• _WORK TO COMPLETE_
Filter this data down to the lines that hold "Kirk", and copy them.

• _RECORD SET_
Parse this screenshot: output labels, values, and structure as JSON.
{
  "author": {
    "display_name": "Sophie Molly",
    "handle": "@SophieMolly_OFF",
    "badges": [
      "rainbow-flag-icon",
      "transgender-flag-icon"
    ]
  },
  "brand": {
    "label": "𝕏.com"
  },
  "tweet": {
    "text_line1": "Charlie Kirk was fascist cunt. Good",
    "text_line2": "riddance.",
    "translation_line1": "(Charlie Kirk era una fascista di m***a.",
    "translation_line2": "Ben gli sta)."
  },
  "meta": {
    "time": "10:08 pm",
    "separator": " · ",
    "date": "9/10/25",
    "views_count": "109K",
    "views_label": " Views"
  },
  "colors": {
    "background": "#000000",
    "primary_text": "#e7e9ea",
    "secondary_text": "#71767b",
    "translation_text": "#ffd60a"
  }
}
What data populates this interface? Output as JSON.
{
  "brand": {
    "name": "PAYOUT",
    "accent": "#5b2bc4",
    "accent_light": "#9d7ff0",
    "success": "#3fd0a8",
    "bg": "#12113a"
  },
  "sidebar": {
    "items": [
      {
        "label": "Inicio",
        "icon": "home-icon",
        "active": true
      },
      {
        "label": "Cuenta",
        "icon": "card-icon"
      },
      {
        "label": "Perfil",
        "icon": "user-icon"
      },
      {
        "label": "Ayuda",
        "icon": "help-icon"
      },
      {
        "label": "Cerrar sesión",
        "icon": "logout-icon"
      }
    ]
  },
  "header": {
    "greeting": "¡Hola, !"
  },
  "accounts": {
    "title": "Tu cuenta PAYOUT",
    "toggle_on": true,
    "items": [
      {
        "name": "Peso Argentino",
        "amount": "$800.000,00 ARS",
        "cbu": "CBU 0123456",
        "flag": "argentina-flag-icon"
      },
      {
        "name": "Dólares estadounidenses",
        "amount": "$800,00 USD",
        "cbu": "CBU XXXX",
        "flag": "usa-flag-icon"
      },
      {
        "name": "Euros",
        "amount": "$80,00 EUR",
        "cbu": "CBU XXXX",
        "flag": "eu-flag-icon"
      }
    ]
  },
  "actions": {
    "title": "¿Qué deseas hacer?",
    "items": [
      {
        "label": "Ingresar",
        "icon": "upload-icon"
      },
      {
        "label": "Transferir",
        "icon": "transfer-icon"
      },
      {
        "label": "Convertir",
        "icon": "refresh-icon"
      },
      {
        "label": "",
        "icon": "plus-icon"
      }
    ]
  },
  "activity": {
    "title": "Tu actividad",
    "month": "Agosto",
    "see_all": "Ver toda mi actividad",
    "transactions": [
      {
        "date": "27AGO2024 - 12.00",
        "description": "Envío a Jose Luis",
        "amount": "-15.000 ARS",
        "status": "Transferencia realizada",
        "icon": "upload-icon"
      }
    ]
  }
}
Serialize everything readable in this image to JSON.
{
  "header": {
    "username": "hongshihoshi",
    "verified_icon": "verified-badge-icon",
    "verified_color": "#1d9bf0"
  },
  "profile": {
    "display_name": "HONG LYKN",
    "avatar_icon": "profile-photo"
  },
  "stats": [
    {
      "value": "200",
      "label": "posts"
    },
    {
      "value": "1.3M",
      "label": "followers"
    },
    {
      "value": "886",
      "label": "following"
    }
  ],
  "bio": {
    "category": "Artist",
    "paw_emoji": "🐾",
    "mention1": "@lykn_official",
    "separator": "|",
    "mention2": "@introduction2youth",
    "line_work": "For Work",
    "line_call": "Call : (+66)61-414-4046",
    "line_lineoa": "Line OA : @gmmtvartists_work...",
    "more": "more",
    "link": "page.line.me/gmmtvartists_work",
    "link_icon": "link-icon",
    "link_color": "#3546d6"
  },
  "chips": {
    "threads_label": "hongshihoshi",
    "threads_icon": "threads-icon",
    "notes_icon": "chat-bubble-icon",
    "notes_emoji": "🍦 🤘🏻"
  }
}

• _ANSWER TO THE TASK_
    "text_line1": "Charlie Kirk was fascist cunt. Good",
    "translation_line1": "(Charlie Kirk era una fascista di m***a.",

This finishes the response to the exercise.